STORED DATA —
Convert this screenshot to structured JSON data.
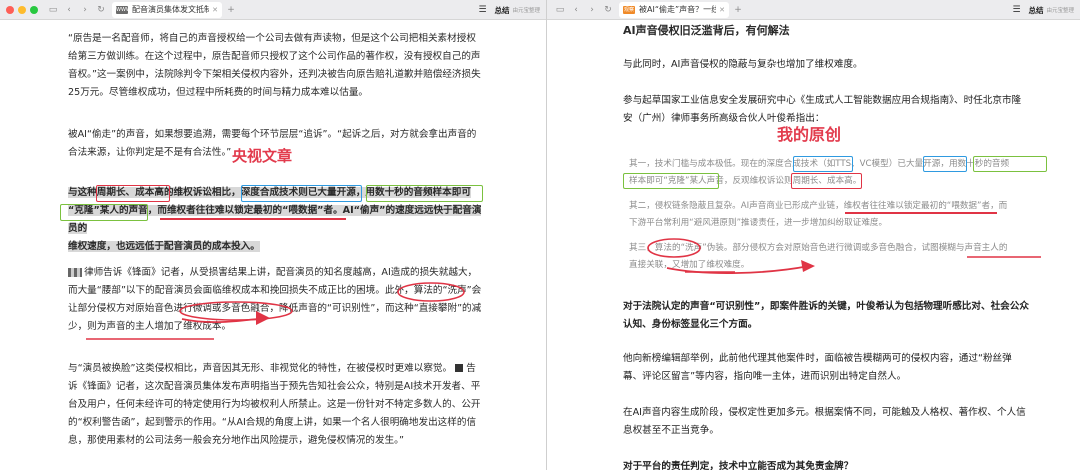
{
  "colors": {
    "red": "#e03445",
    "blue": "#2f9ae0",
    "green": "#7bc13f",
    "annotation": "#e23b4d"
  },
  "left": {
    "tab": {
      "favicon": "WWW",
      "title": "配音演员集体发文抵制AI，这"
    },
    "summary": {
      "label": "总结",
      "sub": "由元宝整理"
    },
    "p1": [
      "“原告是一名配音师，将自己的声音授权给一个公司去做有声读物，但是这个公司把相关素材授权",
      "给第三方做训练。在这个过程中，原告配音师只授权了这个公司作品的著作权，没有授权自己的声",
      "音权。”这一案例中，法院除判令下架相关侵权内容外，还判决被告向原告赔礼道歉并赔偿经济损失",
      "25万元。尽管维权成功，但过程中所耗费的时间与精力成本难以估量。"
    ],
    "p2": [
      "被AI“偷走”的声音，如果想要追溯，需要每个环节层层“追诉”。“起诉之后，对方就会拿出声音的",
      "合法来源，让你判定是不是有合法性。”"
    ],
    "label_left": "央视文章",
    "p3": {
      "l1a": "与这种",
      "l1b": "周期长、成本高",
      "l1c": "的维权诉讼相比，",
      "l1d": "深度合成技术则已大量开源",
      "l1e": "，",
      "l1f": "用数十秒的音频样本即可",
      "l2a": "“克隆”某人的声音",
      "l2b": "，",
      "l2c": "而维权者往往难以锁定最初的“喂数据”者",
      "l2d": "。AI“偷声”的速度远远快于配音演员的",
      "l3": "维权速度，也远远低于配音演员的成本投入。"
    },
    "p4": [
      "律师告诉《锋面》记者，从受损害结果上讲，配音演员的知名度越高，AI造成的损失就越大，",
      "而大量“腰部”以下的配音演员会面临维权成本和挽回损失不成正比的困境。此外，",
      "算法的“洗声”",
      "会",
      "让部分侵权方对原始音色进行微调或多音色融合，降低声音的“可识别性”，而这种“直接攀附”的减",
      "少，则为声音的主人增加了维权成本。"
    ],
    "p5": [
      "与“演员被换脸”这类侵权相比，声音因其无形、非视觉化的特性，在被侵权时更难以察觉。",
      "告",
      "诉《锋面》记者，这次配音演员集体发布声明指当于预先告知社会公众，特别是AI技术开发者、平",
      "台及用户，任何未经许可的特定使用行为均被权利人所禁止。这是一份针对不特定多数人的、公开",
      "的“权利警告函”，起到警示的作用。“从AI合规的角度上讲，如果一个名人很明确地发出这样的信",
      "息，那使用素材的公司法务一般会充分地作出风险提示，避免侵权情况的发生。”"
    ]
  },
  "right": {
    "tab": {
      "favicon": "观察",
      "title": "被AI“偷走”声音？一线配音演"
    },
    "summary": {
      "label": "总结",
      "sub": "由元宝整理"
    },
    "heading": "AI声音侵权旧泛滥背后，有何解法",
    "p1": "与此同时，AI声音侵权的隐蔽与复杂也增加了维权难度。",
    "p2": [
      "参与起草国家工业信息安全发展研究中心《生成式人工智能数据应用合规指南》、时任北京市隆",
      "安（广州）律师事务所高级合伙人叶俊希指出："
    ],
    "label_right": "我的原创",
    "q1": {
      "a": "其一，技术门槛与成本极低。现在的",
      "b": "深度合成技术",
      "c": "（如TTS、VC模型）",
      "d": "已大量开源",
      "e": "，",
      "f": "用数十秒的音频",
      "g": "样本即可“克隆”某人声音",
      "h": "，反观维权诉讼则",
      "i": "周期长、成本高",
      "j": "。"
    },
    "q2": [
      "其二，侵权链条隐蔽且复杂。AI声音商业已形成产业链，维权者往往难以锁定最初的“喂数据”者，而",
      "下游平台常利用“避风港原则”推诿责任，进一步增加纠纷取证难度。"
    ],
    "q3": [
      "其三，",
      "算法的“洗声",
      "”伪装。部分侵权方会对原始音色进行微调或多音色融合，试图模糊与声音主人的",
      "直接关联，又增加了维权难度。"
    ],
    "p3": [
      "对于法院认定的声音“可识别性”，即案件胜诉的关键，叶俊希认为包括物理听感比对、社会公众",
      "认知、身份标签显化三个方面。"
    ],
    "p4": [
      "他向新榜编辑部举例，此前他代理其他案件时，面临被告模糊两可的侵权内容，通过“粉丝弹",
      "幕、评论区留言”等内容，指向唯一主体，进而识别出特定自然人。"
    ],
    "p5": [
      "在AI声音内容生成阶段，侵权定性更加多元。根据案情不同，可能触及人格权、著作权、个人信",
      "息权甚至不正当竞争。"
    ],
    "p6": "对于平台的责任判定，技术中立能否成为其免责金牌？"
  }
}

OBJECTIVE — Every entry above is to be set down exactly; the pictures are to be left out.

WRITTEN RESPONSE —
Convert this screenshot to structured JSON data.
{
  "colors": {
    "red": "#e03445",
    "blue": "#2f9ae0",
    "green": "#7bc13f",
    "annotation": "#e23b4d"
  },
  "left": {
    "tab": {
      "favicon": "WWW",
      "title": "配音演员集体发文抵制AI，这"
    },
    "summary": {
      "label": "总结",
      "sub": "由元宝整理"
    },
    "p1": [
      "“原告是一名配音师，将自己的声音授权给一个公司去做有声读物，但是这个公司把相关素材授权",
      "给第三方做训练。在这个过程中，原告配音师只授权了这个公司作品的著作权，没有授权自己的声",
      "音权。”这一案例中，法院除判令下架相关侵权内容外，还判决被告向原告赔礼道歉并赔偿经济损失",
      "25万元。尽管维权成功，但过程中所耗费的时间与精力成本难以估量。"
    ],
    "p2": [
      "被AI“偷走”的声音，如果想要追溯，需要每个环节层层“追诉”。“起诉之后，对方就会拿出声音的",
      "合法来源，让你判定是不是有合法性。”"
    ],
    "label_left": "央视文章",
    "p3": {
      "l1a": "与这种",
      "l1b": "周期长、成本高",
      "l1c": "的维权诉讼相比，",
      "l1d": "深度合成技术则已大量开源",
      "l1e": "，",
      "l1f": "用数十秒的音频样本即可",
      "l2a": "“克隆”某人的声音",
      "l2b": "，",
      "l2c": "而维权者往往难以锁定最初的“喂数据”者",
      "l2d": "。AI“偷声”的速度远远快于配音演员的",
      "l3": "维权速度，也远远低于配音演员的成本投入。"
    },
    "p4": [
      "律师告诉《锋面》记者，从受损害结果上讲，配音演员的知名度越高，AI造成的损失就越大，",
      "而大量“腰部”以下的配音演员会面临维权成本和挽回损失不成正比的困境。此外，",
      "算法的“洗声”",
      "会",
      "让部分侵权方对原始音色进行微调或多音色融合，降低声音的“可识别性”，而这种“直接攀附”的减",
      "少，则为声音的主人增加了维权成本。"
    ],
    "p5": [
      "与“演员被换脸”这类侵权相比，声音因其无形、非视觉化的特性，在被侵权时更难以察觉。",
      "告",
      "诉《锋面》记者，这次配音演员集体发布声明指当于预先告知社会公众，特别是AI技术开发者、平",
      "台及用户，任何未经许可的特定使用行为均被权利人所禁止。这是一份针对不特定多数人的、公开",
      "的“权利警告函”，起到警示的作用。“从AI合规的角度上讲，如果一个名人很明确地发出这样的信",
      "息，那使用素材的公司法务一般会充分地作出风险提示，避免侵权情况的发生。”"
    ]
  },
  "right": {
    "tab": {
      "favicon": "观察",
      "title": "被AI“偷走”声音？一线配音演"
    },
    "summary": {
      "label": "总结",
      "sub": "由元宝整理"
    },
    "heading": "AI声音侵权旧泛滥背后，有何解法",
    "p1": "与此同时，AI声音侵权的隐蔽与复杂也增加了维权难度。",
    "p2": [
      "参与起草国家工业信息安全发展研究中心《生成式人工智能数据应用合规指南》、时任北京市隆",
      "安（广州）律师事务所高级合伙人叶俊希指出："
    ],
    "label_right": "我的原创",
    "q1": {
      "a": "其一，技术门槛与成本极低。现在的",
      "b": "深度合成技术",
      "c": "（如TTS、VC模型）",
      "d": "已大量开源",
      "e": "，",
      "f": "用数十秒的音频",
      "g": "样本即可“克隆”某人声音",
      "h": "，反观维权诉讼则",
      "i": "周期长、成本高",
      "j": "。"
    },
    "q2": [
      "其二，侵权链条隐蔽且复杂。AI声音商业已形成产业链，维权者往往难以锁定最初的“喂数据”者，而",
      "下游平台常利用“避风港原则”推诿责任，进一步增加纠纷取证难度。"
    ],
    "q3": [
      "其三，",
      "算法的“洗声",
      "”伪装。部分侵权方会对原始音色进行微调或多音色融合，试图模糊与声音主人的",
      "直接关联，又增加了维权难度。"
    ],
    "p3": [
      "对于法院认定的声音“可识别性”，即案件胜诉的关键，叶俊希认为包括物理听感比对、社会公众",
      "认知、身份标签显化三个方面。"
    ],
    "p4": [
      "他向新榜编辑部举例，此前他代理其他案件时，面临被告模糊两可的侵权内容，通过“粉丝弹",
      "幕、评论区留言”等内容，指向唯一主体，进而识别出特定自然人。"
    ],
    "p5": [
      "在AI声音内容生成阶段，侵权定性更加多元。根据案情不同，可能触及人格权、著作权、个人信",
      "息权甚至不正当竞争。"
    ],
    "p6": "对于平台的责任判定，技术中立能否成为其免责金牌？"
  }
}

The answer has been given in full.